- **Excerpted passage**:
+ + + +

The liquidity that will be disbursed in the Special Drawing Rights (SDR), the IMF's currency, is a part of fund injection plan to member countries with a total of US$250 billion to tackle liquidity difficulties in the current crisis.
Thomas R. Rumbaugh, the IMF's division chief for Asia Pacific, said that the injection could increase Indonesia's forex reserves deposited in the Bank Indonesia, the central bank, with global currency denomination that could be cross-converted.
He believed that the IMF's governor council would give its approval on August 7 so that the disbursement could be started on August 28.
The SDR allocation proposal to forex reserves of 186 member countries was initiated by the body's managing director Dominique Strauss-Kahn on June. In the end of 1970s and 1981, the IMF conducted the same effort and the value was ten times smaller that2009's allocation.

+ + + +

- **Raw records**:
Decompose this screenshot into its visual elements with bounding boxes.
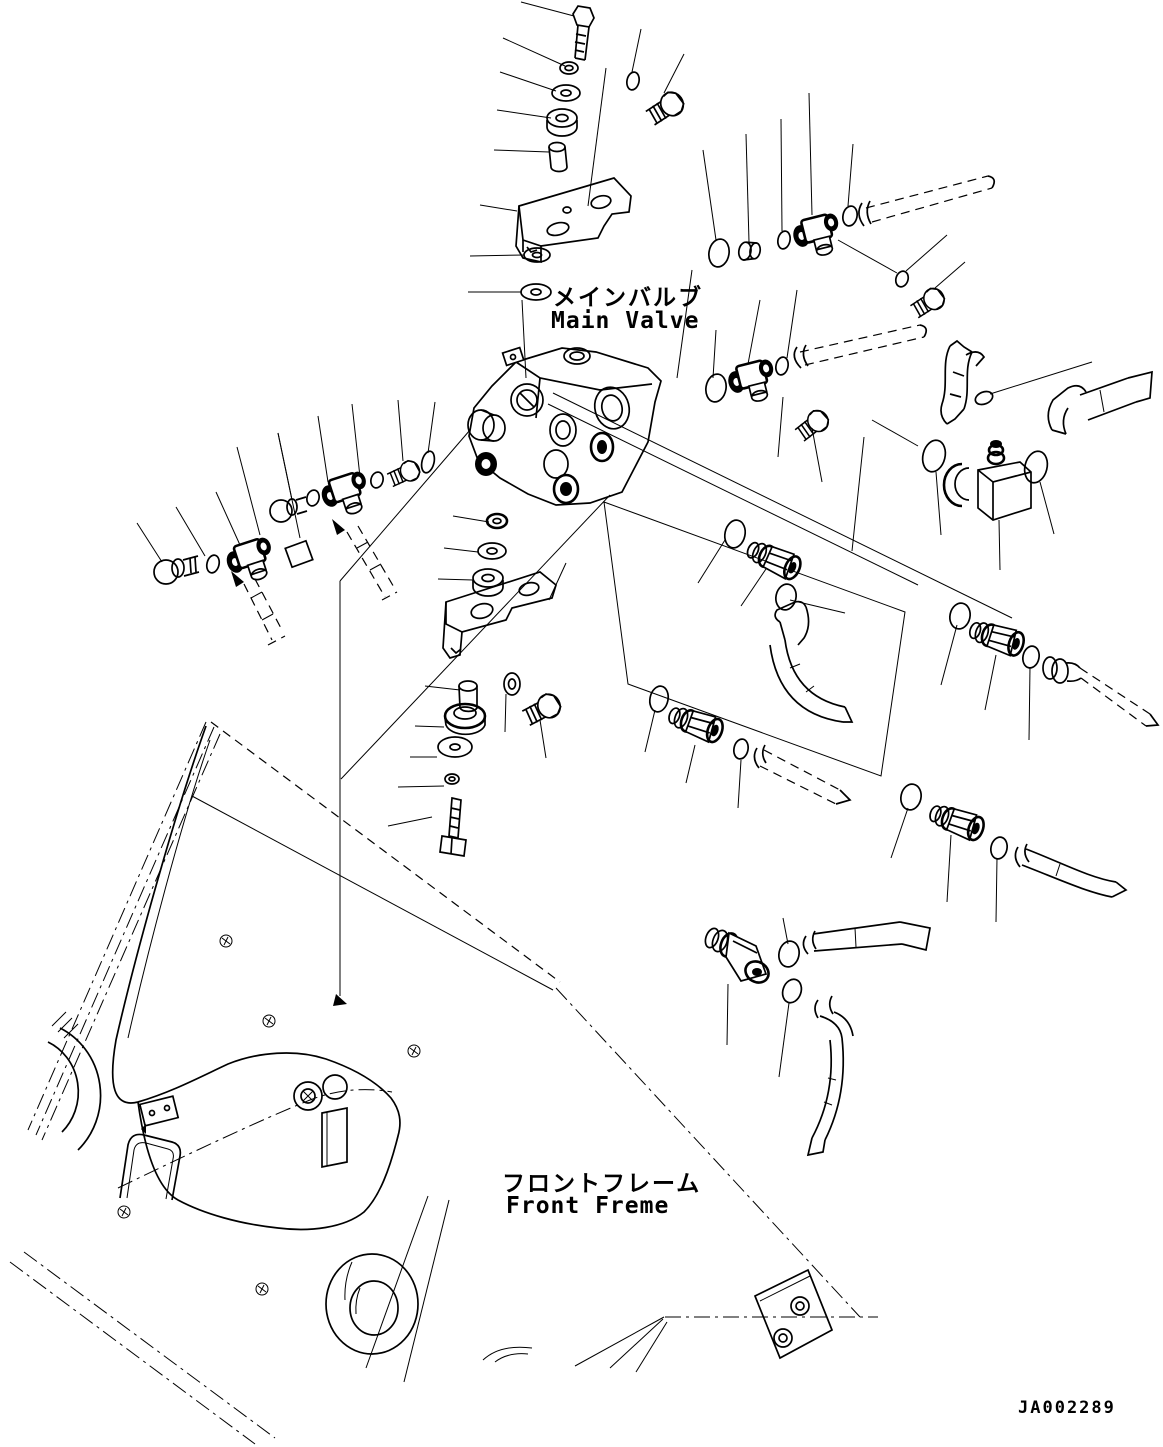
o-ring: [205, 554, 221, 574]
front-frame: [10, 722, 878, 1444]
cushion-nut: [445, 704, 485, 734]
thick-washer-1: [547, 109, 577, 136]
hose-connector: [743, 536, 804, 582]
hex-bolt-top-right: [644, 88, 688, 128]
o-ring-small: [774, 356, 789, 376]
drawing-number: JA002289: [1018, 1398, 1116, 1418]
screw-mark: [256, 1283, 268, 1295]
hose-connector: [966, 617, 1026, 659]
axle-arc: [48, 1012, 101, 1150]
hex-bolt-top: [573, 6, 594, 60]
connector-c3: [703, 918, 930, 1155]
hose-connector: [926, 800, 987, 843]
o-ring-small: [989, 836, 1009, 861]
lower-bracket-assembly: [388, 514, 566, 856]
o-ring: [841, 205, 859, 227]
o-ring: [919, 438, 948, 474]
connector-c2: [891, 782, 1126, 922]
lock-nut: [560, 62, 578, 74]
elbow-fitting-group: [919, 341, 1152, 570]
connector-c1: [941, 601, 1158, 740]
main-valve-label-ja: メインバルブ: [553, 278, 703, 312]
screw-mark: [118, 1206, 130, 1218]
left-tee-cluster-lower: [137, 433, 313, 645]
bushing-plug: [737, 240, 761, 262]
o-ring: [779, 977, 804, 1006]
parts-diagram-page: メインバルブ Main Valve フロントフレーム Front Freme J…: [0, 0, 1163, 1447]
o-ring-small: [776, 230, 791, 250]
hex-plug: [793, 406, 833, 444]
hydraulic-hose-right: [1048, 372, 1152, 434]
screw-mark: [220, 935, 232, 947]
tee-fitting: [790, 212, 845, 261]
tee-fitting: [223, 536, 280, 588]
o-ring: [774, 582, 799, 612]
o-ring: [948, 601, 973, 631]
o-ring: [647, 684, 670, 713]
screw-mark: [263, 1015, 275, 1027]
tee-fitting: [318, 470, 375, 522]
frame-bracket-plate: [140, 1096, 178, 1134]
o-ring-small: [732, 738, 750, 760]
right-fitting-cluster-upper: [703, 93, 994, 321]
elbow-connector: [703, 927, 772, 987]
o-ring: [722, 518, 747, 550]
lock-nut-2: [487, 514, 507, 528]
hex-bolt-bottom: [440, 798, 466, 856]
dome-plug: [270, 497, 307, 522]
small-ring: [445, 774, 459, 784]
o-ring-small: [1021, 645, 1041, 670]
frame-rib: [322, 1108, 347, 1167]
o-ring: [777, 939, 802, 969]
right-fitting-cluster-middle: [704, 290, 927, 482]
hydraulic-hose-curved: [1015, 844, 1126, 897]
hydraulic-hose-dashed: [859, 176, 994, 226]
flange: [285, 541, 313, 567]
plain-washer-3: [521, 284, 551, 300]
main-valve-label-en: Main Valve: [551, 308, 699, 334]
upper-bracket-assembly: [468, 2, 688, 300]
connector-c4: [645, 684, 850, 808]
o-ring-top: [625, 71, 640, 91]
left-tee-cluster-upper: [270, 400, 436, 600]
hydraulic-hose-down: [808, 996, 853, 1155]
front-frame-label-en: Front Freme: [506, 1193, 669, 1219]
bolt-boss: [294, 1075, 347, 1110]
plain-washer-1: [552, 85, 580, 101]
hex-bolt-lower: [520, 690, 564, 729]
hex-plug: [386, 458, 423, 490]
screw-mark: [408, 1045, 420, 1057]
elbow-block-fitting: [944, 440, 1031, 520]
o-ring: [420, 450, 437, 474]
hydraulic-hose-curved: [770, 602, 852, 722]
o-ring-top: [973, 389, 994, 407]
spacer-collar-1: [549, 143, 567, 172]
o-ring-small: [369, 471, 385, 489]
mounting-plate: [755, 1270, 832, 1358]
hex-plug: [908, 285, 948, 321]
mounting-bracket-upper: [516, 178, 631, 262]
hydraulic-hose: [1043, 657, 1158, 726]
plain-washer-6: [438, 737, 472, 757]
connector-c0: [698, 518, 852, 722]
hydraulic-hose-wavy: [941, 341, 984, 424]
wheel-arch: [326, 1254, 418, 1354]
o-ring: [305, 489, 321, 507]
hydraulic-hose-dashed: [794, 325, 926, 368]
mounting-bracket-lower: [443, 572, 556, 658]
construction-lines: [333, 393, 1012, 1006]
plain-washer-4: [478, 543, 506, 559]
plain-washer-5: [504, 673, 520, 695]
tee-fitting: [725, 358, 780, 407]
o-ring: [707, 237, 732, 268]
hydraulic-hose-dashed: [754, 745, 850, 804]
hydraulic-hose: [803, 922, 930, 954]
o-ring: [704, 372, 729, 403]
exploded-parts-linework: [0, 0, 1163, 1447]
o-ring: [899, 782, 924, 812]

+ + + +

- **Tasks to perform**:
A. In the passage on the IMF's SDR allocation, on what date could the disbursement start?
B. Continue the passage on the IMF's Special Drawing Rights allocation to member countries from its final sentence.

- **Replies**:
A. August 28

B.
Rumbaugh also said that the Bank Indonesia (BI) could deposit the SDR in its genuine form or convert it to other currencies, like US dollar, euro or yen.
"The BI could deposit the SDR or use it to finance international payment. With support of the SDR (and recovering global economy), Indonesia's forex reserves would stable until the end of this year," said Rumbaugh.
BI recorded forex reserves decrease of US$200 million as of July 2009 compared to the previous month to US$57.4 billion. Indonesia's forex reserves briefly touched the highest level of US$60.56 billion in July 2008.